═════ Data shown ═════

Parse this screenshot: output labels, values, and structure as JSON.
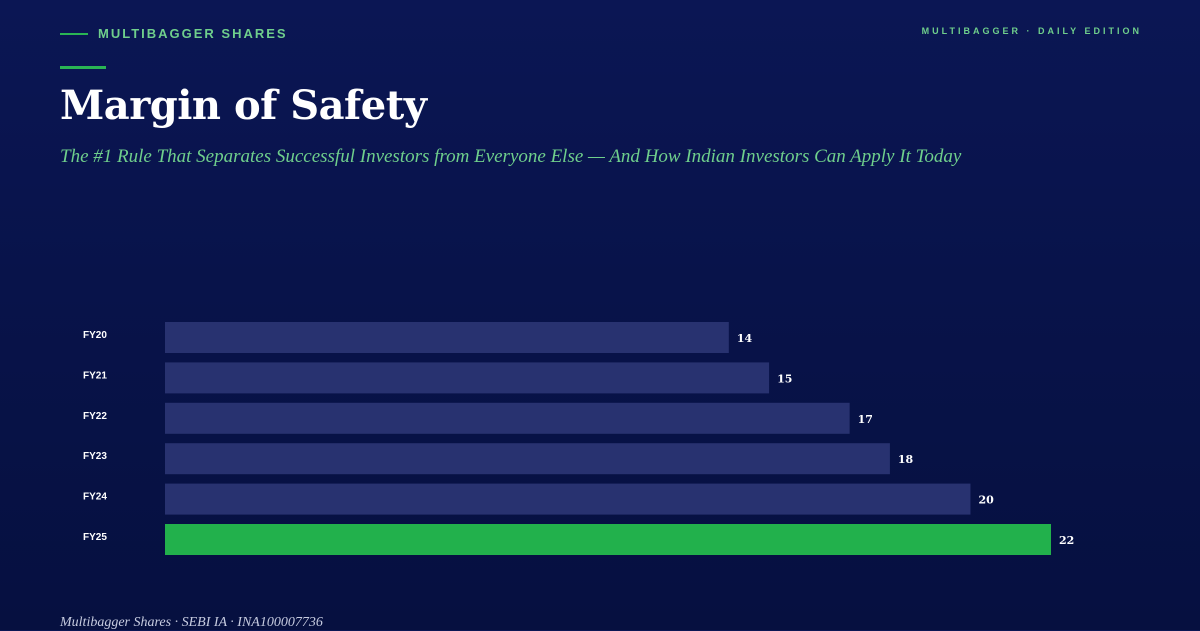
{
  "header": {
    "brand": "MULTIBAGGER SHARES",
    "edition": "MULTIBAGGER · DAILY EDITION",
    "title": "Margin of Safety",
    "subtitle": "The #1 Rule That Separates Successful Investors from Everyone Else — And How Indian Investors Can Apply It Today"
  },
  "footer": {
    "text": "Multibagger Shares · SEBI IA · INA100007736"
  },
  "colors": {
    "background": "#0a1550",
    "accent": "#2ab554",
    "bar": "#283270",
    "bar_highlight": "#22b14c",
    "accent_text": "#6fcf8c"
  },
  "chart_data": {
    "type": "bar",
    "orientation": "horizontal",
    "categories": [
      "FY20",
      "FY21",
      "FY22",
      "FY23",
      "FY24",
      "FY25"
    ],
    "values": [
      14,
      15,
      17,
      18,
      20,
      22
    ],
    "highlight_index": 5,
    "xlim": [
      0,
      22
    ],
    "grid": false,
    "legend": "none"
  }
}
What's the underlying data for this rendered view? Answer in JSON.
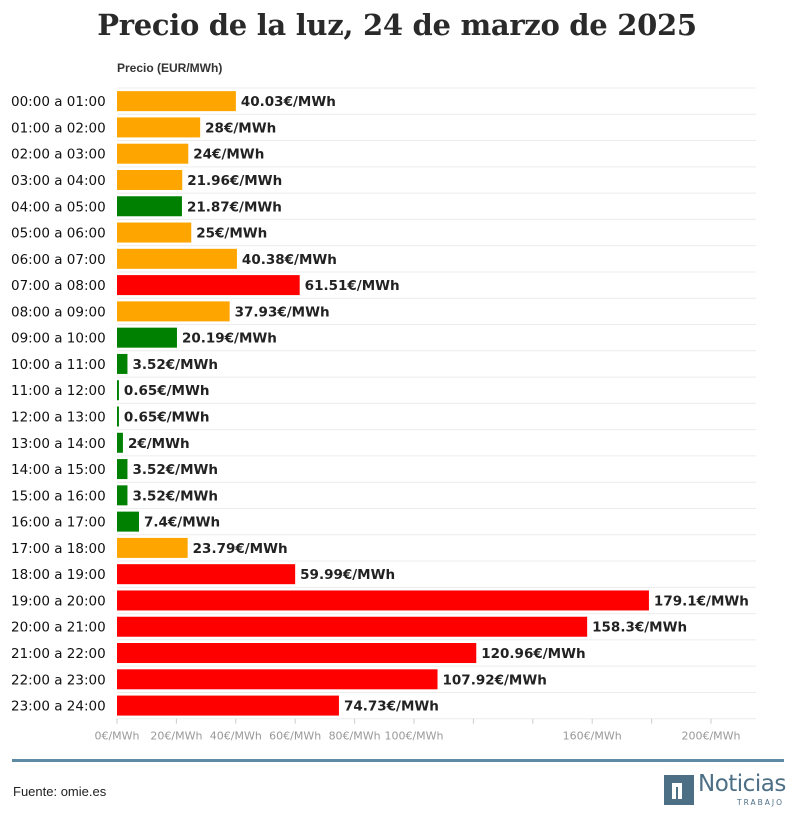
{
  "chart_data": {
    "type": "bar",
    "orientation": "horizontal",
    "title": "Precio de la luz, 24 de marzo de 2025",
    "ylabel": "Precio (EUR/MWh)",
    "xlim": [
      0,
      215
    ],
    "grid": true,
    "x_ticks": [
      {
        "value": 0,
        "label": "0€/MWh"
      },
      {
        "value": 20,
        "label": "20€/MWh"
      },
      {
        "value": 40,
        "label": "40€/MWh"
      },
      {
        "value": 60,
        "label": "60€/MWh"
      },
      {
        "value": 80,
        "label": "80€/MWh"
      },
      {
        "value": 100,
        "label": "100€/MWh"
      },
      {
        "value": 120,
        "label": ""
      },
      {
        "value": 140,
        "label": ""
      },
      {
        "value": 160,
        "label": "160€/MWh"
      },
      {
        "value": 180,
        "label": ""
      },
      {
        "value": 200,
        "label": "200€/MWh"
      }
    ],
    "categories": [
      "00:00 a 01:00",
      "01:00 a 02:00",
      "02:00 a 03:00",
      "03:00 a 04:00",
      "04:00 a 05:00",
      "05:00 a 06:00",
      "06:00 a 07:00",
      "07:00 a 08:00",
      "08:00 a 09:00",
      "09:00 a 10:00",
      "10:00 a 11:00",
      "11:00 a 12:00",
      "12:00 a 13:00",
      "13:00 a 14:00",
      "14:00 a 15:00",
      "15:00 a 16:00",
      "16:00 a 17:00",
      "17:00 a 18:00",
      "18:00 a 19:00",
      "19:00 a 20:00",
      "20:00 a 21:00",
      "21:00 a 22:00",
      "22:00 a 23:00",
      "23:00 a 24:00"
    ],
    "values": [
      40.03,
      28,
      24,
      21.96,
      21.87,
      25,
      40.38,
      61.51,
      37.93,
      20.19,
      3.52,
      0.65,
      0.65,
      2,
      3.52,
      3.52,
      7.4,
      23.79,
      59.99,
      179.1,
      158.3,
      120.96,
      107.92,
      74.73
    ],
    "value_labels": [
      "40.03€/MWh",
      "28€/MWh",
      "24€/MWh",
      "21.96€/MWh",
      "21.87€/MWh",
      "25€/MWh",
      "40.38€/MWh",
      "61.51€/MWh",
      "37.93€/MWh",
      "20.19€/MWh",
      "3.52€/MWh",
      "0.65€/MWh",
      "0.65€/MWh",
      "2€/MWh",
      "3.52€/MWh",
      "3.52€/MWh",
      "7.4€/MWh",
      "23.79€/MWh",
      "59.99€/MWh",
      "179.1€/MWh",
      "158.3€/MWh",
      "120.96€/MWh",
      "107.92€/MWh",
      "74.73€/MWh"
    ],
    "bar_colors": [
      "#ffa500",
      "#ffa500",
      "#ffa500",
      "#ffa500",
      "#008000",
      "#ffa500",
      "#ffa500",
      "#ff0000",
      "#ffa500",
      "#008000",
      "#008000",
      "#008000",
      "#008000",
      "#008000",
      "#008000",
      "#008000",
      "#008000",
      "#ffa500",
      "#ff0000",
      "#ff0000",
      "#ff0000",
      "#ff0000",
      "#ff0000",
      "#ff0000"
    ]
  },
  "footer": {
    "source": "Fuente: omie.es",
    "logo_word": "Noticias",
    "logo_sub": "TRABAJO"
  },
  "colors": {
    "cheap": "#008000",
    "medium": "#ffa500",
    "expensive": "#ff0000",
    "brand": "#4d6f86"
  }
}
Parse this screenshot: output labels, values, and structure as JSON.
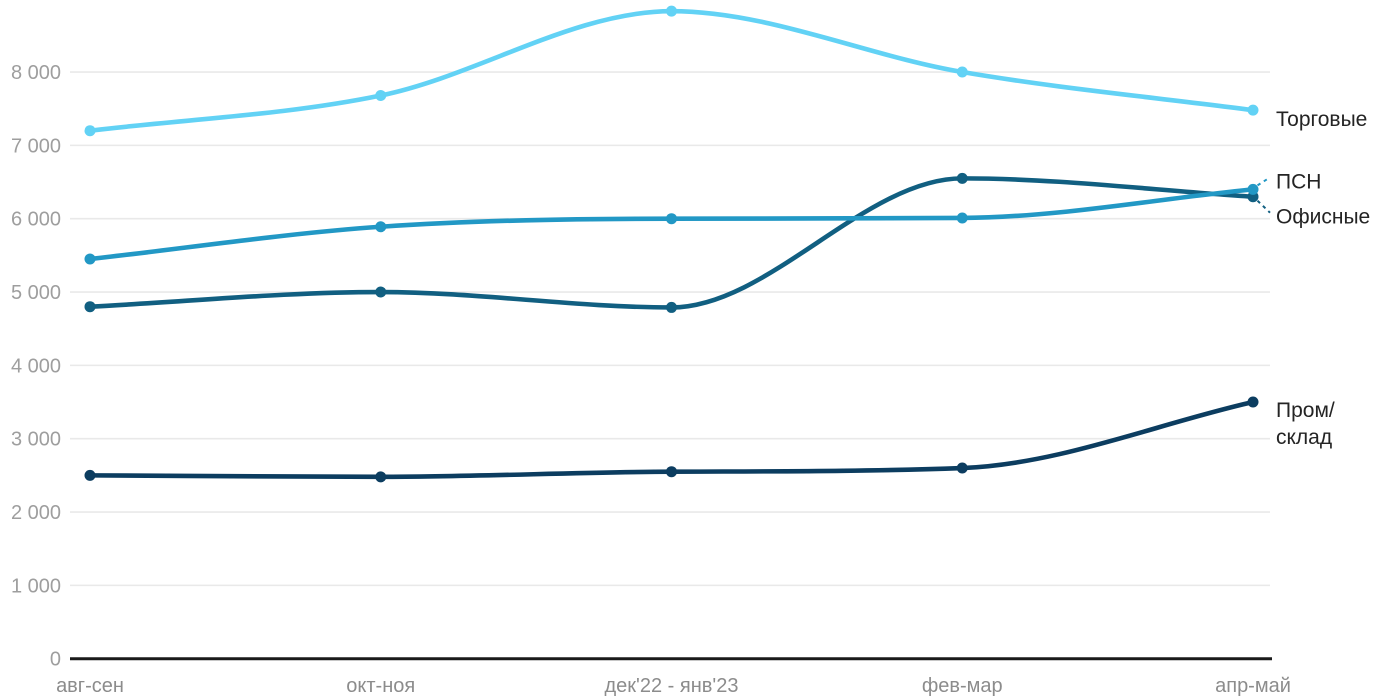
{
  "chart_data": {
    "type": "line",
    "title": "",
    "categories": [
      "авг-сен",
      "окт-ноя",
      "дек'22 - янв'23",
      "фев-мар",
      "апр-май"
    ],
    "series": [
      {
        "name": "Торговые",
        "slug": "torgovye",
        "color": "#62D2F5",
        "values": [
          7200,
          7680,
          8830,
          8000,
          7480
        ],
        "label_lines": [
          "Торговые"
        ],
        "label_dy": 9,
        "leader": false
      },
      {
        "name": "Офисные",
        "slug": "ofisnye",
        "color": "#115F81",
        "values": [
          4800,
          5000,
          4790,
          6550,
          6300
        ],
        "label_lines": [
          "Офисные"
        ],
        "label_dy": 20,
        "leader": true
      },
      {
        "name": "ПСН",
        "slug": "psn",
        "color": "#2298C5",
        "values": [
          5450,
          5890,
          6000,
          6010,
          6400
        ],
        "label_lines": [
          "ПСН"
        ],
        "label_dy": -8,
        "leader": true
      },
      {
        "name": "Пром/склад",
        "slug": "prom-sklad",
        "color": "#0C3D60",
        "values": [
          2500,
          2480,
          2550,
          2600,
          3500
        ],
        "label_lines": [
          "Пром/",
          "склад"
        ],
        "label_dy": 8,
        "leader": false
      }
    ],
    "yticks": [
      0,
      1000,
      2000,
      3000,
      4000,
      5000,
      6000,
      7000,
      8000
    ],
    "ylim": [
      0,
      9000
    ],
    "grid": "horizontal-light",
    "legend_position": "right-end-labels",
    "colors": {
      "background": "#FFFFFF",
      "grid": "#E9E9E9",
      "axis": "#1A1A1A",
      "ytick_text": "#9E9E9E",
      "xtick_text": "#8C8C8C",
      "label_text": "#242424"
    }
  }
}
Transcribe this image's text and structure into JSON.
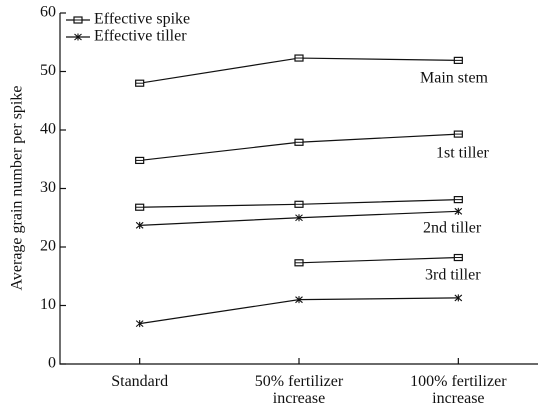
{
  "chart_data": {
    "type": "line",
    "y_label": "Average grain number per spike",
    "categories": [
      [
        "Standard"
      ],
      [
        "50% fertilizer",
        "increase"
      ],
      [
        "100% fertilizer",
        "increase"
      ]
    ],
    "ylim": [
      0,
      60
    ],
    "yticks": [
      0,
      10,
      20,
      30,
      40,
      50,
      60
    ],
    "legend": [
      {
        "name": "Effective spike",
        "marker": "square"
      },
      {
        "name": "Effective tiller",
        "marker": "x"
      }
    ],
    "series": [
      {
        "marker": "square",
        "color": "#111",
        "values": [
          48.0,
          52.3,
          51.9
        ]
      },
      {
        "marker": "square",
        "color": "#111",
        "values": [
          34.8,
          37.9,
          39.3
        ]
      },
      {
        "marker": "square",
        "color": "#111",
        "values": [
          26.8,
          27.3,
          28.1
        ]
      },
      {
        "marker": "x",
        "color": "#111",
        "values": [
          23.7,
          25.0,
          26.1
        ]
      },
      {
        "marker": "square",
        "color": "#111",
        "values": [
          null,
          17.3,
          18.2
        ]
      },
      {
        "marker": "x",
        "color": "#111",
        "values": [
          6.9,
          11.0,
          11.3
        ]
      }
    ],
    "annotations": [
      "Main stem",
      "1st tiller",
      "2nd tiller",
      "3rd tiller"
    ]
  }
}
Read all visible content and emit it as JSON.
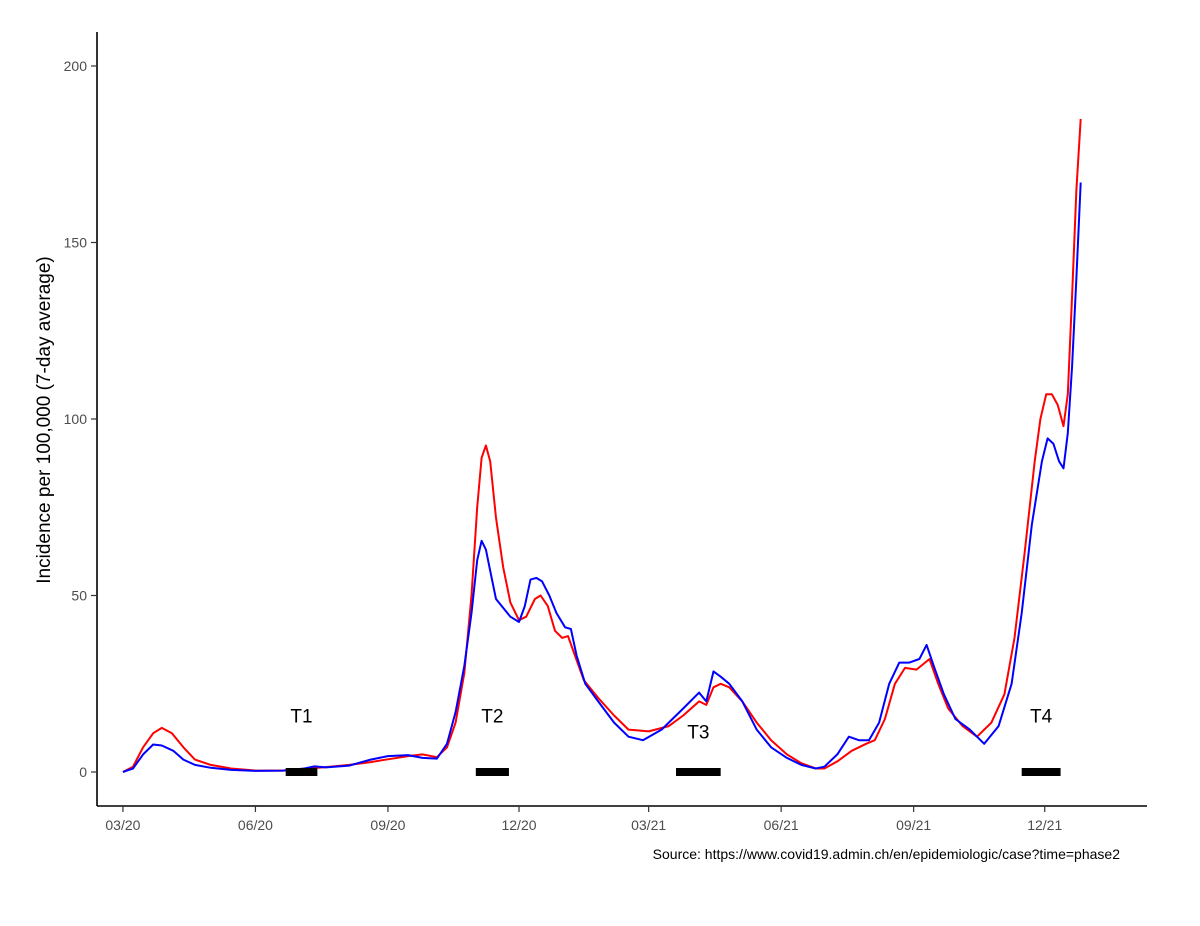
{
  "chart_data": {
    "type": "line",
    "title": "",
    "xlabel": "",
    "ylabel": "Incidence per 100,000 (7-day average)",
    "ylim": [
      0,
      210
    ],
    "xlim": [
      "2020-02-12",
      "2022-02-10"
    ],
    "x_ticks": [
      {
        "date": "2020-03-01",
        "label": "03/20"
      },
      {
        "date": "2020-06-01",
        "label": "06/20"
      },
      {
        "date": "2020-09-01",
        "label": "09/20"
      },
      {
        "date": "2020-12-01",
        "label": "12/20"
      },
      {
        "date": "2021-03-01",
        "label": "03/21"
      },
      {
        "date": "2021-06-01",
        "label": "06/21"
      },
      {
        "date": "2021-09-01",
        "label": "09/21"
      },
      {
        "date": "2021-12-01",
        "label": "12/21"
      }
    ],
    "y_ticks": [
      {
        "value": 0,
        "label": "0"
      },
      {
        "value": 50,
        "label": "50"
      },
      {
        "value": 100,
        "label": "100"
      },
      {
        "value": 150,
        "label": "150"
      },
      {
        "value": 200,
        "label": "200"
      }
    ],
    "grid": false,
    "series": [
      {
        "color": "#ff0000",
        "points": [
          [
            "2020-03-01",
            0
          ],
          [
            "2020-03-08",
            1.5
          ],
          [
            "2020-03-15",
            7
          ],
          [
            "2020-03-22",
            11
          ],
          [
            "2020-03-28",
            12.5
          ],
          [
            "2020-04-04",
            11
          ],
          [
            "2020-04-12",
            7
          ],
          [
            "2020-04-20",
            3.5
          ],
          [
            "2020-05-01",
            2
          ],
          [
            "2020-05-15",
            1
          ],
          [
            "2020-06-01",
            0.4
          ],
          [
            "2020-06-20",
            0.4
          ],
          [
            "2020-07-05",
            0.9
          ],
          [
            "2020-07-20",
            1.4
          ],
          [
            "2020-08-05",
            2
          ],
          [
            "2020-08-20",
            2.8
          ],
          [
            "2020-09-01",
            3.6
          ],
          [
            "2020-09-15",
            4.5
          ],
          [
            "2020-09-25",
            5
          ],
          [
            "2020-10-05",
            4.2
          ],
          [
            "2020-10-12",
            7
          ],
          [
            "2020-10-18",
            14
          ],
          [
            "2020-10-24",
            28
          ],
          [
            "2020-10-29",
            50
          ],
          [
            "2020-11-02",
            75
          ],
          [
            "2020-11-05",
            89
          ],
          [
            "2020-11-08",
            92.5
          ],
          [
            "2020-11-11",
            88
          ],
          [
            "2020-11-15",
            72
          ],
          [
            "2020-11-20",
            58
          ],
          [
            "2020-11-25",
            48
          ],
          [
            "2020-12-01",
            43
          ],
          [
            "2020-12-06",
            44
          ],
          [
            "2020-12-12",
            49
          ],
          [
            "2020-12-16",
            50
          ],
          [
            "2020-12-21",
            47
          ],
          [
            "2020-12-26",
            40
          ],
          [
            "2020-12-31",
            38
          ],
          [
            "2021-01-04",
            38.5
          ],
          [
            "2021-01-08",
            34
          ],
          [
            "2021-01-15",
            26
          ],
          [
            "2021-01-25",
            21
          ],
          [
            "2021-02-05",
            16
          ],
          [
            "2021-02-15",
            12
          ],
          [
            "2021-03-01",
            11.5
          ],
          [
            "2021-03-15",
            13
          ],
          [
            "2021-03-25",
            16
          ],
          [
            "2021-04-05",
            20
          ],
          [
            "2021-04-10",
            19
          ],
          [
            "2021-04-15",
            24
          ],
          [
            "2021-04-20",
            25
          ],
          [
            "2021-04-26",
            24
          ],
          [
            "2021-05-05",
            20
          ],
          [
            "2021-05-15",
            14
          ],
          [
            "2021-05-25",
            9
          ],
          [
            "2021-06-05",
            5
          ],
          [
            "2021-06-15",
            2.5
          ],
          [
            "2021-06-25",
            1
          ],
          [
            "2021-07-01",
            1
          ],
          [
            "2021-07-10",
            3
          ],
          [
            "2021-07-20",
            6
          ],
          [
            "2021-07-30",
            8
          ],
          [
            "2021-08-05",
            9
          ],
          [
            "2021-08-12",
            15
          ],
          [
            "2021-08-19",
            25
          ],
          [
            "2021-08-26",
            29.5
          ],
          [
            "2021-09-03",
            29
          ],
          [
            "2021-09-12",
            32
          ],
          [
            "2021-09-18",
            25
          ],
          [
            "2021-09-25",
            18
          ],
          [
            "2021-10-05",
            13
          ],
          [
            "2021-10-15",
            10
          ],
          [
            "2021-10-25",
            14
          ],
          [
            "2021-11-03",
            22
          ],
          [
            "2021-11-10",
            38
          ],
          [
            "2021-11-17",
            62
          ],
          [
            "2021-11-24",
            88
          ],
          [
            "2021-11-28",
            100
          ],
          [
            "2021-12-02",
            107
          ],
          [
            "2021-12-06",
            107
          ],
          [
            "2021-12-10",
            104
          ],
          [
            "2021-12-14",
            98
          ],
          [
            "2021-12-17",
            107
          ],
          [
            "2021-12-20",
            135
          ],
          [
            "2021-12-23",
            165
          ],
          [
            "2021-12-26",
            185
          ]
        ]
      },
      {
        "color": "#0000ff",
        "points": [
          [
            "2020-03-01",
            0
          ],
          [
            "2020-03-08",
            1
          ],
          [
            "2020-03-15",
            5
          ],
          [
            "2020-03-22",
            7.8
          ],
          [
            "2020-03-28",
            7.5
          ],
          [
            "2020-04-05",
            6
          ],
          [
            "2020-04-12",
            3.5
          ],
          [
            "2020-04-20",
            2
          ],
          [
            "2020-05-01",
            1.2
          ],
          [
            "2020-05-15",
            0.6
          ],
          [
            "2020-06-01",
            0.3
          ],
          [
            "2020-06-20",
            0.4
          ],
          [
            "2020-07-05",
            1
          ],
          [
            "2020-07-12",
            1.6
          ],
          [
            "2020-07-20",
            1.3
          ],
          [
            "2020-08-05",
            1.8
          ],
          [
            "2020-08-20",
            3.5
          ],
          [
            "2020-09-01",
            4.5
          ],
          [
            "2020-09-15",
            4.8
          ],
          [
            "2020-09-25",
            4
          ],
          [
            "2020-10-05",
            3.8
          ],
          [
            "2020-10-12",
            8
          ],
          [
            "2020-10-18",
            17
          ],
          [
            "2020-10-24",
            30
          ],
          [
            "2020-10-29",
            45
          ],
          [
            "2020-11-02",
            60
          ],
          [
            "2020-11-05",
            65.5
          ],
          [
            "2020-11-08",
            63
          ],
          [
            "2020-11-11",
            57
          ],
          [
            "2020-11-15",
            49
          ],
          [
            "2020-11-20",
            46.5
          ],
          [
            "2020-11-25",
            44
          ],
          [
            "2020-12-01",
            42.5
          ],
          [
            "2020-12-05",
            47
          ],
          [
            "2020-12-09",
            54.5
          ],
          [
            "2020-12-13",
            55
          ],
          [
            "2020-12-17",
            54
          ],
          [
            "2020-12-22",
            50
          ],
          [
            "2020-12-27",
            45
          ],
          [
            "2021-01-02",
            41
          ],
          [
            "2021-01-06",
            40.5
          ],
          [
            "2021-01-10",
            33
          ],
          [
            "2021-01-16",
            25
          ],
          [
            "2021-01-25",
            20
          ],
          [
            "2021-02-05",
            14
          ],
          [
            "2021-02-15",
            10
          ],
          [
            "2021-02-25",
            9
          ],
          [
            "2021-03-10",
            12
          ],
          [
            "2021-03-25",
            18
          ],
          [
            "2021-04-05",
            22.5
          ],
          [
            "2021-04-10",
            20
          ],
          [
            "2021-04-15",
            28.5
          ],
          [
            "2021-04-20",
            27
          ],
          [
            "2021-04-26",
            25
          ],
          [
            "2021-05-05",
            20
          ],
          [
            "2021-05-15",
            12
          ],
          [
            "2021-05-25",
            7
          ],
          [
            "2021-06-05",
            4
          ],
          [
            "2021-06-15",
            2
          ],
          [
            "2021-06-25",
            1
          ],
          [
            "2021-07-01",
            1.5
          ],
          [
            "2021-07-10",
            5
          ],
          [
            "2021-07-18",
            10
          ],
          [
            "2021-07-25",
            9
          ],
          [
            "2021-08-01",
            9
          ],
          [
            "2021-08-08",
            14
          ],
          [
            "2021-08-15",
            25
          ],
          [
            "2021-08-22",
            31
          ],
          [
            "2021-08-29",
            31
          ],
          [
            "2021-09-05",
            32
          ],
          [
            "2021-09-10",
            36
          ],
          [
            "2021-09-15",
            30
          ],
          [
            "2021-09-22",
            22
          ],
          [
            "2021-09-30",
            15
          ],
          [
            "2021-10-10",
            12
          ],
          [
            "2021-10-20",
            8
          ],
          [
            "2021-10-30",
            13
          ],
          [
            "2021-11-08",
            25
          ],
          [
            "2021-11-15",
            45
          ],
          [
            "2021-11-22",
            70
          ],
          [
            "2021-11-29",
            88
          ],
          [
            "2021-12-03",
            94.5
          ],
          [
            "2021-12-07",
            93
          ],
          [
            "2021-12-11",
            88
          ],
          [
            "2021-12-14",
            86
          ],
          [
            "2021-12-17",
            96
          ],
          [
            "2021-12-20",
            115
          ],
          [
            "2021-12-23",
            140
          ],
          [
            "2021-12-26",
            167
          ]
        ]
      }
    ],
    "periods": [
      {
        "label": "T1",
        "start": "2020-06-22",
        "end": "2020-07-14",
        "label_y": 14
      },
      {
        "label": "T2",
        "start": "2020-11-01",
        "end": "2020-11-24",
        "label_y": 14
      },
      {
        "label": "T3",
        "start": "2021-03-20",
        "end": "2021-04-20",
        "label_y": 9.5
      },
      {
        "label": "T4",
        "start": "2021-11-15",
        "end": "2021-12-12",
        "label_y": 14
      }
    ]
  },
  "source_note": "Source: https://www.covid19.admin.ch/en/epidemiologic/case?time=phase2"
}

═════

• Short exercise:
Spot every line that holds "Precio" and copy it.

• Exercise answer:
    "title": "Precio de la luz, 24 de marzo de 2025",
    "ylabel": "Precio (EUR/MWh)",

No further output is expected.